**REQUIREMENT**. Write out the material exactly, without any of its pictures.
╭─ MATERIAL SHOWN
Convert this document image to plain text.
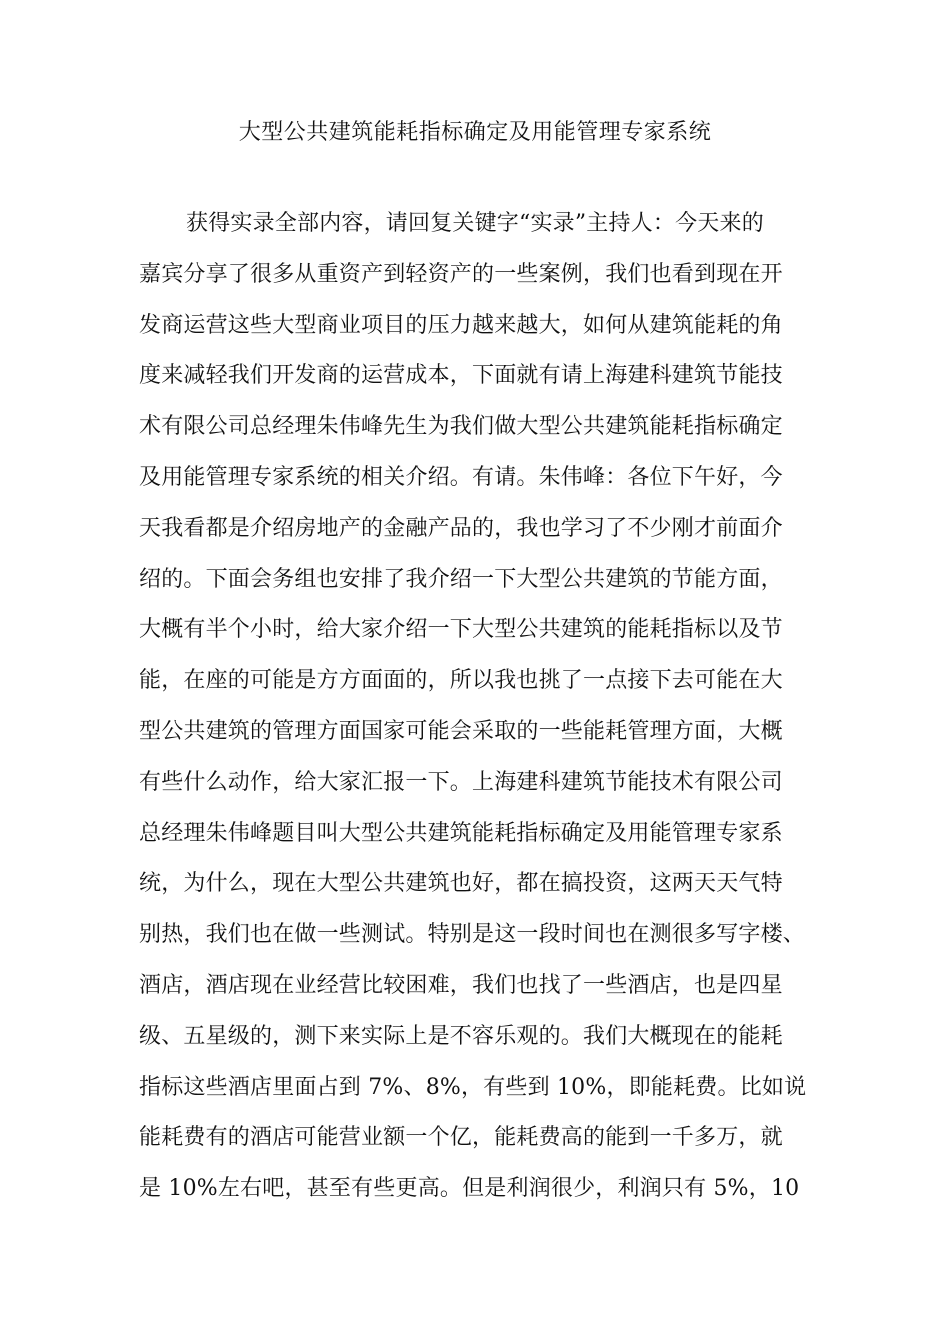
大型公共建筑能耗指标确定及用能管理专家系统
获得实录全部内容，请回复关键字“实录”主持人：今天来的
嘉宾分享了很多从重资产到轻资产的一些案例，我们也看到现在开
发商运营这些大型商业项目的压力越来越大，如何从建筑能耗的角
度来减轻我们开发商的运营成本，下面就有请上海建科建筑节能技
术有限公司总经理朱伟峰先生为我们做大型公共建筑能耗指标确定
及用能管理专家系统的相关介绍。有请。朱伟峰：各位下午好，今
天我看都是介绍房地产的金融产品的，我也学习了不少刚才前面介
绍的。下面会务组也安排了我介绍一下大型公共建筑的节能方面，
大概有半个小时，给大家介绍一下大型公共建筑的能耗指标以及节
能，在座的可能是方方面面的，所以我也挑了一点接下去可能在大
型公共建筑的管理方面国家可能会采取的一些能耗管理方面，大概
有些什么动作，给大家汇报一下。上海建科建筑节能技术有限公司
总经理朱伟峰题目叫大型公共建筑能耗指标确定及用能管理专家系
统，为什么，现在大型公共建筑也好，都在搞投资，这两天天气特
别热，我们也在做一些测试。特别是这一段时间也在测很多写字楼、
酒店，酒店现在业经营比较困难，我们也找了一些酒店，也是四星
级、五星级的，测下来实际上是不容乐观的。我们大概现在的能耗
指标这些酒店里面占到 7%、8%，有些到 10%，即能耗费。比如说
能耗费有的酒店可能营业额一个亿，能耗费高的能到一千多万，就
是 10%左右吧，甚至有些更高。但是利润很少，利润只有 5%，10
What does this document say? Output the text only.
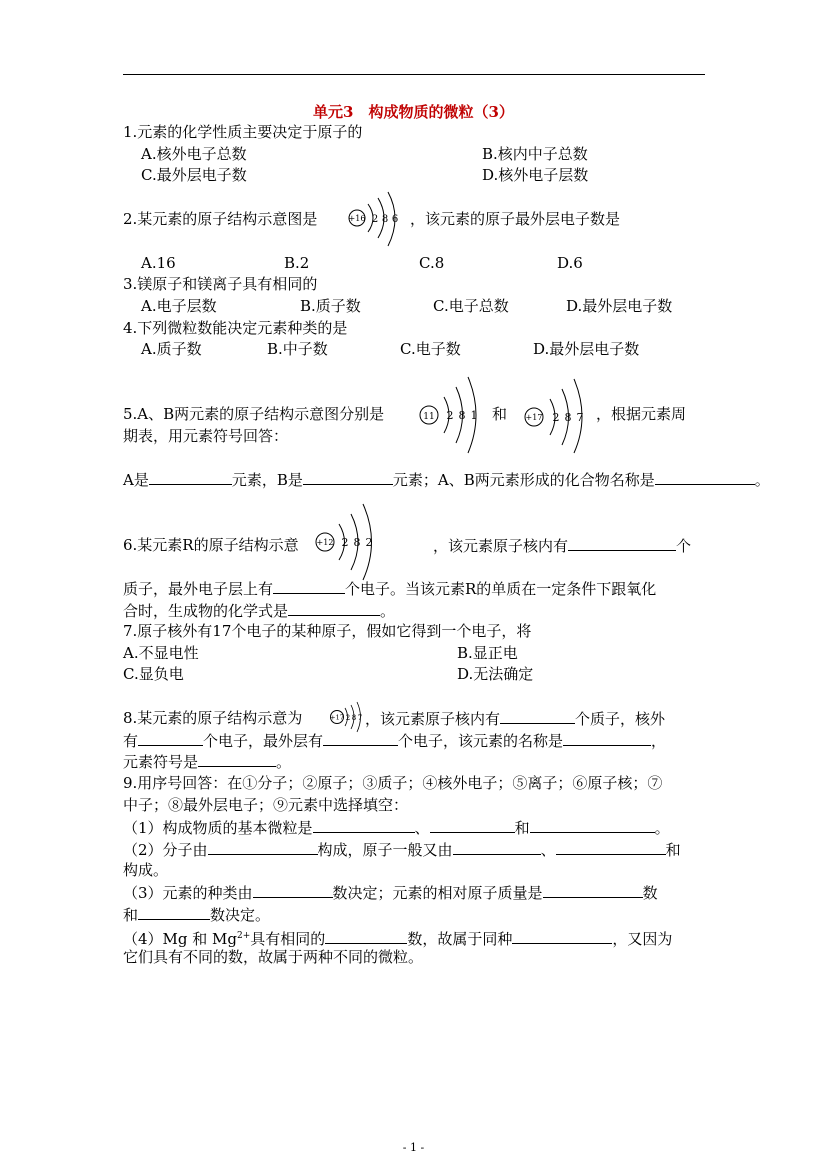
单元3　构成物质的微粒（3）
1.元素的化学性质主要决定于原子的
A.核外电子总数	B.核内中子总数
C.最外层电子数	D.核外电子层数
2.某元素的原子结构示意图是	+16 2 8 6 ，该元素的原子最外层电子数是
A.16	B.2	C.8	D.6
3.镁原子和镁离子具有相同的
A.电子层数	B.质子数	C.电子总数	D.最外层电子数
4.下列微粒数能决定元素种类的是
A.质子数	B.中子数	C.电子数	D.最外层电子数
5.A、B两元素的原子结构示意图分别是	11 2 8 1 和 +17 2 8 7 ，根据元素周
期表，用元素符号回答：
A是	元素，B是	元素；A、B两元素形成的化合物名称是	。
6.某元素R的原子结构示意 +12 2 8 2	，该元素原子核内有	个
质子，最外电子层上有	个电子。当该元素R的单质在一定条件下跟氧化
合时，生成物的化学式是	。
7.原子核外有17个电子的某种原子，假如它得到一个电子，将
A.不显电性	B.显正电
C.显负电	D.无法确定
8.某元素的原子结构示意为	+17 2 8 7 ，该元素原子核内有	个质子，核外
有	个电子，最外层有	个电子，该元素的名称是	，
元素符号是	。
9.用序号回答：在①分子；②原子；③质子；④核外电子；⑤离子；⑥原子核；⑦
中子；⑧最外层电子；⑨元素中选择填空：
（1）构成物质的基本微粒是	、	和	。
（2）分子由	构成，原子一般又由	、	和
构成。
（3）元素的种类由	数决定；元素的相对原子质量是	数
和	数决定。
（4）Mg 和 $Mg^{2+}$具有相同的	数，故属于同种	，又因为
它们具有不同的数，故属于两种不同的微粒。
- 1 -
╰─
**CORRECT RESPONSE**.
Convert this document image to plain text.
大型公共建筑能耗指标确定及用能管理专家系统
获得实录全部内容，请回复关键字“实录”主持人：今天来的
嘉宾分享了很多从重资产到轻资产的一些案例，我们也看到现在开
发商运营这些大型商业项目的压力越来越大，如何从建筑能耗的角
度来减轻我们开发商的运营成本，下面就有请上海建科建筑节能技
术有限公司总经理朱伟峰先生为我们做大型公共建筑能耗指标确定
及用能管理专家系统的相关介绍。有请。朱伟峰：各位下午好，今
天我看都是介绍房地产的金融产品的，我也学习了不少刚才前面介
绍的。下面会务组也安排了我介绍一下大型公共建筑的节能方面，
大概有半个小时，给大家介绍一下大型公共建筑的能耗指标以及节
能，在座的可能是方方面面的，所以我也挑了一点接下去可能在大
型公共建筑的管理方面国家可能会采取的一些能耗管理方面，大概
有些什么动作，给大家汇报一下。上海建科建筑节能技术有限公司
总经理朱伟峰题目叫大型公共建筑能耗指标确定及用能管理专家系
统，为什么，现在大型公共建筑也好，都在搞投资，这两天天气特
别热，我们也在做一些测试。特别是这一段时间也在测很多写字楼、
酒店，酒店现在业经营比较困难，我们也找了一些酒店，也是四星
级、五星级的，测下来实际上是不容乐观的。我们大概现在的能耗
指标这些酒店里面占到 7%、8%，有些到 10%，即能耗费。比如说
能耗费有的酒店可能营业额一个亿，能耗费高的能到一千多万，就
是 10%左右吧，甚至有些更高。但是利润很少，利润只有 5%，10
What does this document say? Output the text only.
单元3　构成物质的微粒（3）
1.元素的化学性质主要决定于原子的
A.核外电子总数	B.核内中子总数
C.最外层电子数	D.核外电子层数
2.某元素的原子结构示意图是	+16 2 8 6 ，该元素的原子最外层电子数是
A.16	B.2	C.8	D.6
3.镁原子和镁离子具有相同的
A.电子层数	B.质子数	C.电子总数	D.最外层电子数
4.下列微粒数能决定元素种类的是
A.质子数	B.中子数	C.电子数	D.最外层电子数
5.A、B两元素的原子结构示意图分别是	11 2 8 1 和 +17 2 8 7 ，根据元素周
期表，用元素符号回答：
A是	元素，B是	元素；A、B两元素形成的化合物名称是	。
6.某元素R的原子结构示意 +12 2 8 2	，该元素原子核内有	个
质子，最外电子层上有	个电子。当该元素R的单质在一定条件下跟氧化
合时，生成物的化学式是	。
7.原子核外有17个电子的某种原子，假如它得到一个电子，将
A.不显电性	B.显正电
C.显负电	D.无法确定
8.某元素的原子结构示意为	+17 2 8 7 ，该元素原子核内有	个质子，核外
有	个电子，最外层有	个电子，该元素的名称是	，
元素符号是	。
9.用序号回答：在①分子；②原子；③质子；④核外电子；⑤离子；⑥原子核；⑦
中子；⑧最外层电子；⑨元素中选择填空：
（1）构成物质的基本微粒是	、	和	。
（2）分子由	构成，原子一般又由	、	和
构成。
（3）元素的种类由	数决定；元素的相对原子质量是	数
和	数决定。
（4）Mg 和 $Mg^{2+}$具有相同的	数，故属于同种	，又因为
它们具有不同的数，故属于两种不同的微粒。
- 1 -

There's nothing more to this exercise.